Written problem> Output every entry exactly as given.

Data records>
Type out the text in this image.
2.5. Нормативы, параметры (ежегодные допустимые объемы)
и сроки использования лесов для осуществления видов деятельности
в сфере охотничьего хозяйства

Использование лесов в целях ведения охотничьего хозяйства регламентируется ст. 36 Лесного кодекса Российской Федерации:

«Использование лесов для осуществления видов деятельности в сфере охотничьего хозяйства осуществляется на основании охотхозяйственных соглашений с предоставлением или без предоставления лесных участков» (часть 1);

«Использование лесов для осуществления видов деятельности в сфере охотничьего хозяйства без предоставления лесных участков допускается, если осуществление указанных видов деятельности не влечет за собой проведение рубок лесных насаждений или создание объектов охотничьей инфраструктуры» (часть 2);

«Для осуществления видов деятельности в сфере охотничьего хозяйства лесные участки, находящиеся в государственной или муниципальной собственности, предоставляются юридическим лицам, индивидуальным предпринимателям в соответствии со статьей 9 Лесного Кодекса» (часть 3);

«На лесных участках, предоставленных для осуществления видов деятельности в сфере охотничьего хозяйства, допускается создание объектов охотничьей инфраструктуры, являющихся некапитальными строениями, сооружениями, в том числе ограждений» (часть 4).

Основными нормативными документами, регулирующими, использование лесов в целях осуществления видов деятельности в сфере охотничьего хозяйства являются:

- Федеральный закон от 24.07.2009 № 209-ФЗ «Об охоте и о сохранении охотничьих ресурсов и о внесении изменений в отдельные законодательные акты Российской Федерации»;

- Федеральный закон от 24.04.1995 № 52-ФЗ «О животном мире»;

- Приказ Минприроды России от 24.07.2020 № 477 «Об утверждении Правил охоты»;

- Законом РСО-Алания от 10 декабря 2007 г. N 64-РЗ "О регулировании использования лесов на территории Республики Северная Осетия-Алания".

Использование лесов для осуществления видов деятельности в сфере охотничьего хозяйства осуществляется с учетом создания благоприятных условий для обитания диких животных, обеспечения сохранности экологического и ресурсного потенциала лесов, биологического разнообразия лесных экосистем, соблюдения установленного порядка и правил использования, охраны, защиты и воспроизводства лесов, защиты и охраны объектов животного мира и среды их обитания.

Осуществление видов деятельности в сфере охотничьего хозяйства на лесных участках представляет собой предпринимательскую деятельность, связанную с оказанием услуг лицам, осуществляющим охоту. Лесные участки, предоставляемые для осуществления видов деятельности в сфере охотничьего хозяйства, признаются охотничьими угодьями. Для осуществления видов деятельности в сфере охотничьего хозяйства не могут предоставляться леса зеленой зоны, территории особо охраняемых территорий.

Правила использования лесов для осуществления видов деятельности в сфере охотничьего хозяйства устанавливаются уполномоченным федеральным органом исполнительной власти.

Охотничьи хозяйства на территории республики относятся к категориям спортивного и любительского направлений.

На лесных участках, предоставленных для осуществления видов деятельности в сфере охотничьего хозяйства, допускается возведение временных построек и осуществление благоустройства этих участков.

The completed task>
Type out the text in this image.
2.5. Нормативы, параметры (ежегодные допустимые объемы)
и сроки использования лесов для осуществления видов деятельности
в сфере охотничьего хозяйства

Использование лесов в целях ведения охотничьего хозяйства регламентируется ст. 36 Лесного кодекса Российской Федерации:

«Использование лесов для осуществления видов деятельности в сфере охотничьего хозяйства осуществляется на основании охотхозяйственных соглашений с предоставлением или без предоставления лесных участков» (часть 1);

«Использование лесов для осуществления видов деятельности в сфере охотничьего хозяйства без предоставления лесных участков допускается, если осуществление указанных видов деятельности не влечет за собой проведение рубок лесных насаждений или создание объектов охотничьей инфраструктуры» (часть 2);

«Для осуществления видов деятельности в сфере охотничьего хозяйства лесные участки, находящиеся в государственной или муниципальной собственности, предоставляются юридическим лицам, индивидуальным предпринимателям в соответствии со статьей 9 Лесного Кодекса» (часть 3);

«На лесных участках, предоставленных для осуществления видов деятельности в сфере охотничьего хозяйства, допускается создание объектов охотничьей инфраструктуры, являющихся некапитальными строениями, сооружениями, в том числе ограждений» (часть 4).

Основными нормативными документами, регулирующими, использование лесов в целях осуществления видов деятельности в сфере охотничьего хозяйства являются:

- Федеральный закон от 24.07.2009 № 209-ФЗ «Об охоте и о сохранении охотничьих ресурсов и о внесении изменений в отдельные законодательные акты Российской Федерации»;

- Федеральный закон от 24.04.1995 № 52-ФЗ «О животном мире»;

- Приказ Минприроды России от 24.07.2020 № 477 «Об утверждении Правил охоты»;

- Законом РСО-Алания от 10 декабря 2007 г. N 64-РЗ "О регулировании использования лесов на территории Республики Северная Осетия-Алания".

Использование лесов для осуществления видов деятельности в сфере охотничьего хозяйства осуществляется с учетом создания благоприятных условий для обитания диких животных, обеспечения сохранности экологического и ресурсного потенциала лесов, биологического разнообразия лесных экосистем, соблюдения установленного порядка и правил использования, охраны, защиты и воспроизводства лесов, защиты и охраны объектов животного мира и среды их обитания.

Осуществление видов деятельности в сфере охотничьего хозяйства на лесных участках представляет собой предпринимательскую деятельность, связанную с оказанием услуг лицам, осуществляющим охоту. Лесные участки, предоставляемые для осуществления видов деятельности в сфере охотничьего хозяйства, признаются охотничьими угодьями. Для осуществления видов деятельности в сфере охотничьего хозяйства не могут предоставляться леса зеленой зоны, территории особо охраняемых территорий.

Правила использования лесов для осуществления видов деятельности в сфере охотничьего хозяйства устанавливаются уполномоченным федеральным органом исполнительной власти.

Охотничьи хозяйства на территории республики относятся к категориям спортивного и любительского направлений.

На лесных участках, предоставленных для осуществления видов деятельности в сфере охотничьего хозяйства, допускается возведение временных построек и осуществление благоустройства этих участков.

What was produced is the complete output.